▸ **What to do**: Gather all lines containing the string "text" and copy them out.

------ Exercise data ------

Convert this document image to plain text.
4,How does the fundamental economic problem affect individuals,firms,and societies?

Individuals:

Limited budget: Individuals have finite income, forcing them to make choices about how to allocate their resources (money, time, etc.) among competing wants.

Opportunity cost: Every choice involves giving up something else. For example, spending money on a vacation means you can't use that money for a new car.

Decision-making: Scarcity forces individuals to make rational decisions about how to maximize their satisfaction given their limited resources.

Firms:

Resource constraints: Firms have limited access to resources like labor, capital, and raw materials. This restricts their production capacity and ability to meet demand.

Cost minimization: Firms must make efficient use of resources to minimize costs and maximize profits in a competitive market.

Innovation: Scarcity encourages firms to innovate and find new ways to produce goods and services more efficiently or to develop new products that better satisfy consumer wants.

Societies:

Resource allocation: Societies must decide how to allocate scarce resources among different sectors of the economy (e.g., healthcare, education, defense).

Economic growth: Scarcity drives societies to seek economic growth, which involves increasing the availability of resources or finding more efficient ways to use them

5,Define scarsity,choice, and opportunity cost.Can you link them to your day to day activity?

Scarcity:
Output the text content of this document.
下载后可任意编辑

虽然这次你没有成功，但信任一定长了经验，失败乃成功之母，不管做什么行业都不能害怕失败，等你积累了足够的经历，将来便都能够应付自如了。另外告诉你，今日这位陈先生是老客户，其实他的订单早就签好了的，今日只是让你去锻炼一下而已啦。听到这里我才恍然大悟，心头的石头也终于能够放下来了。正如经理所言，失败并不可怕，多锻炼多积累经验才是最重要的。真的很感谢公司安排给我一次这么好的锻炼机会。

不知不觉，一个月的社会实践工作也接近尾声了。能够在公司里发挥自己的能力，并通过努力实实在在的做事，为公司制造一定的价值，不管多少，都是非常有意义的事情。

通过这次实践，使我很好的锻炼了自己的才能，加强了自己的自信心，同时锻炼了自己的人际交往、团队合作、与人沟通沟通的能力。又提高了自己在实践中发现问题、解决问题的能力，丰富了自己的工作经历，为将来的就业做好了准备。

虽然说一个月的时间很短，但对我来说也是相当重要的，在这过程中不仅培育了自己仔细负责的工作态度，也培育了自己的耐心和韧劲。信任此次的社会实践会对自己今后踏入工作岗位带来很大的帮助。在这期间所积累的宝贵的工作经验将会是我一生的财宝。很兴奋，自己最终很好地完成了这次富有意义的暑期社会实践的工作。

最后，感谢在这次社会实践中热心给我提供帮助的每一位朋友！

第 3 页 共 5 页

------

▸ **Answer to this problem**:
Convert this document image to plain text.
Output the text content of this document.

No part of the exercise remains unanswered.